What needs to be done:
Reproduce each of the lines below without changing anything, and leave the pictures out.

Given entries:
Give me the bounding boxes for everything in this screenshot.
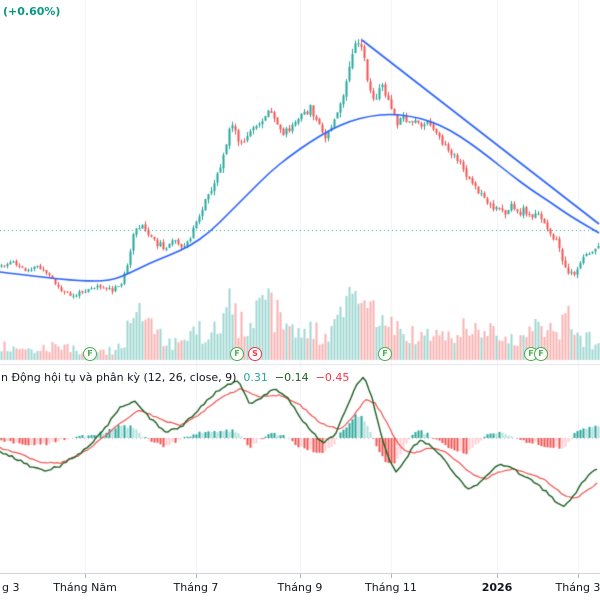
event-badge-f[interactable]: F	[83, 347, 97, 361]
time-axis-label: g 3	[2, 581, 20, 594]
event-badge-f[interactable]: F	[378, 347, 392, 361]
time-axis-label: Tháng 3	[555, 581, 600, 594]
event-badge-f[interactable]: F	[534, 347, 548, 361]
time-axis-label: Tháng Năm	[53, 581, 117, 594]
time-axis-tick	[85, 574, 86, 578]
time-axis-tick	[578, 574, 579, 578]
macd-legend: n Động hội tụ và phân kỳ (12, 26, close,…	[1, 371, 349, 384]
time-axis-label: 2026	[481, 581, 513, 594]
price-change-percent: (+0.60%)	[3, 5, 61, 18]
time-axis-tick	[497, 574, 498, 578]
event-badge-f[interactable]: F	[230, 347, 244, 361]
time-axis-tick	[300, 574, 301, 578]
time-axis-label: Tháng 9	[277, 581, 323, 594]
time-axis-tick	[391, 574, 392, 578]
time-axis-tick	[196, 574, 197, 578]
event-badge-s[interactable]: S	[248, 347, 262, 361]
time-axis[interactable]: g 3 Tháng Năm Tháng 7 Tháng 9 Tháng 11 2026 Th…	[0, 573, 600, 600]
macd-value-1: −0.14	[274, 371, 309, 384]
macd-value-2: −0.45	[315, 371, 350, 384]
macd-title[interactable]: n Động hội tụ và phân kỳ (12, 26, close,…	[1, 371, 237, 384]
time-axis-label: Tháng 11	[365, 581, 417, 594]
macd-value-0: 0.31	[243, 371, 268, 384]
time-axis-label: Tháng 7	[173, 581, 219, 594]
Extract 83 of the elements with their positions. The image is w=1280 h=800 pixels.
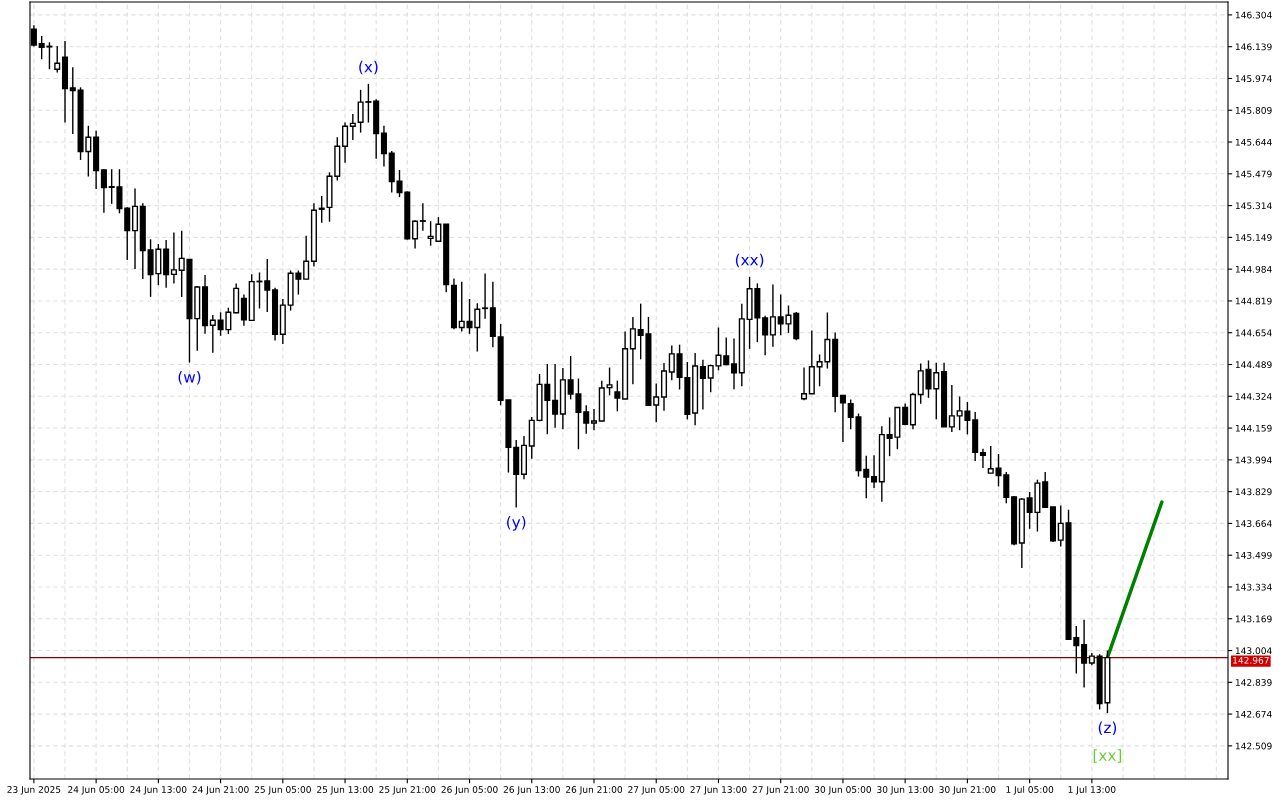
candlestick (552, 363, 559, 429)
x-tick-label: 25 Jun 05:00 (254, 786, 311, 795)
y-tick-label: 145.479 (1235, 170, 1272, 178)
y-tick-label: 144.159 (1235, 424, 1272, 432)
candlestick (342, 121, 349, 164)
y-tick-label: 144.654 (1235, 329, 1272, 337)
y-tick-label: 144.819 (1235, 297, 1272, 305)
x-tick-label: 30 Jun 05:00 (814, 786, 871, 795)
x-tick-label: 25 Jun 21:00 (379, 786, 436, 795)
y-tick-label: 143.004 (1235, 647, 1272, 655)
candlestick (871, 454, 878, 489)
y-tick-label: 143.334 (1235, 583, 1272, 591)
x-tick-label: 26 Jun 21:00 (565, 786, 623, 795)
y-tick-label: 143.169 (1235, 615, 1272, 623)
y-tick-label: 144.489 (1235, 361, 1272, 369)
y-tick-label: 143.994 (1235, 456, 1272, 464)
candlestick (170, 231, 177, 285)
candlestick (419, 202, 426, 232)
x-tick-label: 26 Jun 05:00 (441, 786, 498, 795)
y-tick-label: 145.149 (1235, 234, 1272, 241)
x-tick-label: 24 Jun 13:00 (130, 786, 187, 795)
y-tick-label: 145.809 (1235, 106, 1272, 114)
ref-line-label: 142.967 (1233, 656, 1269, 664)
x-tick-label: 1 Jul 05:00 (1006, 785, 1054, 795)
x-tick-label: 27 Jun 21:00 (752, 786, 809, 795)
x-tick-label: 23 Jun 2025 (7, 786, 61, 795)
candlestick (54, 45, 61, 74)
candlestick (723, 336, 730, 366)
candlestick (349, 113, 356, 141)
candlestick (629, 316, 636, 386)
x-tick-label: 27 Jun 13:00 (690, 786, 747, 795)
candlestick (653, 382, 660, 423)
candlestick (699, 358, 706, 411)
candlestick (318, 195, 325, 224)
x-tick-label: 25 Jun 13:00 (317, 786, 374, 795)
candlestick (948, 384, 955, 433)
candlestick (69, 66, 76, 135)
candlestick (769, 283, 776, 348)
y-tick-label: 146.304 (1235, 11, 1272, 19)
annotation: (y) (507, 515, 526, 531)
annotation: (x) (359, 60, 378, 75)
candlestick (839, 394, 846, 443)
candlestick (482, 272, 489, 320)
y-tick-label: 143.829 (1235, 488, 1272, 496)
y-tick-label: 146.139 (1235, 43, 1272, 51)
y-tick-label: 142.674 (1235, 710, 1272, 718)
candlestick (412, 219, 419, 250)
x-tick-label: 26 Jun 13:00 (503, 786, 560, 795)
y-tick-label: 145.314 (1235, 202, 1272, 210)
y-tick-label: 144.324 (1235, 393, 1272, 400)
candlestick (240, 293, 247, 327)
annotation: (z) (1098, 721, 1117, 736)
y-tick-label: 143.664 (1235, 520, 1272, 527)
y-tick-label: 142.509 (1235, 742, 1272, 750)
x-tick-label: 30 Jun 21:00 (939, 786, 996, 795)
x-tick-label: 24 Jun 21:00 (192, 786, 249, 795)
y-tick-label: 145.974 (1235, 75, 1272, 83)
candlestick (730, 337, 738, 390)
candlestick (979, 447, 986, 469)
x-tick-label: 30 Jun 13:00 (877, 786, 934, 795)
candlestick (614, 379, 621, 412)
candlestick (590, 408, 598, 432)
y-tick-label: 144.984 (1235, 265, 1272, 273)
candlestick (100, 168, 107, 214)
x-tick-label: 24 Jun 05:00 (68, 786, 125, 795)
candlestick (380, 125, 387, 168)
y-tick-label: 142.839 (1235, 679, 1272, 686)
annotation: [xx] (1093, 749, 1122, 763)
candlestick (668, 344, 675, 381)
candlestick (124, 206, 131, 261)
candlestick (303, 235, 310, 281)
candlestick (606, 366, 613, 397)
candlestick (1081, 619, 1088, 689)
candlestick (209, 314, 216, 354)
y-tick-label: 145.644 (1235, 138, 1272, 146)
y-tick-label: 143.499 (1235, 551, 1272, 559)
x-tick-label: 1 Jul 13:00 (1068, 785, 1116, 795)
annotation: (xx) (735, 253, 764, 268)
x-tick-label: 27 Jun 05:00 (628, 786, 685, 795)
candlestick (583, 404, 590, 435)
candlestick (762, 315, 769, 356)
candlestick (801, 366, 808, 401)
annotation: (w) (178, 370, 201, 385)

Completed exercise:
Give me the bounding boxes for everything in this screenshot.
event-badge-f[interactable]: F	[83, 347, 97, 361]
time-axis-label: g 3	[2, 581, 20, 594]
event-badge-f[interactable]: F	[378, 347, 392, 361]
time-axis-label: Tháng 3	[555, 581, 600, 594]
event-badge-f[interactable]: F	[534, 347, 548, 361]
time-axis-label: Tháng Năm	[53, 581, 117, 594]
time-axis-tick	[85, 574, 86, 578]
time-axis-tick	[578, 574, 579, 578]
macd-legend: n Động hội tụ và phân kỳ (12, 26, close,…	[1, 371, 349, 384]
time-axis-label: 2026	[481, 581, 513, 594]
price-change-percent: (+0.60%)	[3, 5, 61, 18]
time-axis-tick	[497, 574, 498, 578]
event-badge-f[interactable]: F	[230, 347, 244, 361]
time-axis-tick	[300, 574, 301, 578]
time-axis-label: Tháng 9	[277, 581, 323, 594]
time-axis-tick	[391, 574, 392, 578]
time-axis-tick	[196, 574, 197, 578]
event-badge-s[interactable]: S	[248, 347, 262, 361]
time-axis[interactable]: g 3 Tháng Năm Tháng 7 Tháng 9 Tháng 11 2026 Th…	[0, 573, 600, 600]
macd-value-1: −0.14	[274, 371, 309, 384]
macd-value-2: −0.45	[315, 371, 350, 384]
macd-title[interactable]: n Động hội tụ và phân kỳ (12, 26, close,…	[1, 371, 237, 384]
time-axis-label: Tháng 11	[365, 581, 417, 594]
macd-value-0: 0.31	[243, 371, 268, 384]
time-axis-label: Tháng 7	[173, 581, 219, 594]
Extract 83 of the elements with their positions. The image is w=1280 h=800 pixels.
candlestick (552, 363, 559, 429)
x-tick-label: 25 Jun 05:00 (254, 786, 311, 795)
y-tick-label: 145.479 (1235, 170, 1272, 178)
y-tick-label: 144.159 (1235, 424, 1272, 432)
candlestick (342, 121, 349, 164)
y-tick-label: 144.654 (1235, 329, 1272, 337)
y-tick-label: 144.819 (1235, 297, 1272, 305)
x-tick-label: 30 Jun 05:00 (814, 786, 871, 795)
x-tick-label: 25 Jun 21:00 (379, 786, 436, 795)
y-tick-label: 143.004 (1235, 647, 1272, 655)
candlestick (871, 454, 878, 489)
y-tick-label: 143.334 (1235, 583, 1272, 591)
x-tick-label: 26 Jun 21:00 (565, 786, 623, 795)
y-tick-label: 143.169 (1235, 615, 1272, 623)
y-tick-label: 144.489 (1235, 361, 1272, 369)
y-tick-label: 143.994 (1235, 456, 1272, 464)
candlestick (170, 231, 177, 285)
candlestick (419, 202, 426, 232)
x-tick-label: 26 Jun 05:00 (441, 786, 498, 795)
y-tick-label: 145.149 (1235, 234, 1272, 241)
x-tick-label: 24 Jun 13:00 (130, 786, 187, 795)
y-tick-label: 145.809 (1235, 106, 1272, 114)
ref-line-label: 142.967 (1233, 656, 1269, 664)
x-tick-label: 1 Jul 05:00 (1006, 785, 1054, 795)
x-tick-label: 27 Jun 21:00 (752, 786, 809, 795)
x-tick-label: 23 Jun 2025 (7, 786, 61, 795)
candlestick (54, 45, 61, 74)
candlestick (723, 336, 730, 366)
candlestick (349, 113, 356, 141)
candlestick (629, 316, 636, 386)
x-tick-label: 27 Jun 13:00 (690, 786, 747, 795)
candlestick (653, 382, 660, 423)
candlestick (699, 358, 706, 411)
candlestick (318, 195, 325, 224)
x-tick-label: 25 Jun 13:00 (317, 786, 374, 795)
candlestick (948, 384, 955, 433)
candlestick (69, 66, 76, 135)
candlestick (769, 283, 776, 348)
y-tick-label: 146.304 (1235, 11, 1272, 19)
annotation: (y) (507, 515, 526, 531)
annotation: (x) (359, 60, 378, 75)
candlestick (839, 394, 846, 443)
candlestick (482, 272, 489, 320)
y-tick-label: 143.829 (1235, 488, 1272, 496)
y-tick-label: 146.139 (1235, 43, 1272, 51)
y-tick-label: 142.674 (1235, 710, 1272, 718)
candlestick (412, 219, 419, 250)
x-tick-label: 26 Jun 13:00 (503, 786, 560, 795)
y-tick-label: 145.314 (1235, 202, 1272, 210)
y-tick-label: 144.324 (1235, 393, 1272, 400)
candlestick (240, 293, 247, 327)
annotation: (z) (1098, 721, 1117, 736)
y-tick-label: 143.664 (1235, 520, 1272, 527)
y-tick-label: 142.509 (1235, 742, 1272, 750)
x-tick-label: 30 Jun 21:00 (939, 786, 996, 795)
x-tick-label: 24 Jun 21:00 (192, 786, 249, 795)
y-tick-label: 145.974 (1235, 75, 1272, 83)
candlestick (730, 337, 738, 390)
candlestick (979, 447, 986, 469)
x-tick-label: 30 Jun 13:00 (877, 786, 934, 795)
candlestick (614, 379, 621, 412)
candlestick (590, 408, 598, 432)
y-tick-label: 144.984 (1235, 265, 1272, 273)
candlestick (100, 168, 107, 214)
x-tick-label: 24 Jun 05:00 (68, 786, 125, 795)
candlestick (380, 125, 387, 168)
y-tick-label: 142.839 (1235, 679, 1272, 686)
annotation: [xx] (1093, 749, 1122, 763)
candlestick (668, 344, 675, 381)
candlestick (124, 206, 131, 261)
candlestick (303, 235, 310, 281)
candlestick (606, 366, 613, 397)
candlestick (1081, 619, 1088, 689)
candlestick (209, 314, 216, 354)
y-tick-label: 145.644 (1235, 138, 1272, 146)
y-tick-label: 143.499 (1235, 551, 1272, 559)
x-tick-label: 1 Jul 13:00 (1068, 785, 1116, 795)
annotation: (xx) (735, 253, 764, 268)
x-tick-label: 27 Jun 05:00 (628, 786, 685, 795)
candlestick (583, 404, 590, 435)
candlestick (762, 315, 769, 356)
candlestick (801, 366, 808, 401)
annotation: (w) (178, 370, 201, 385)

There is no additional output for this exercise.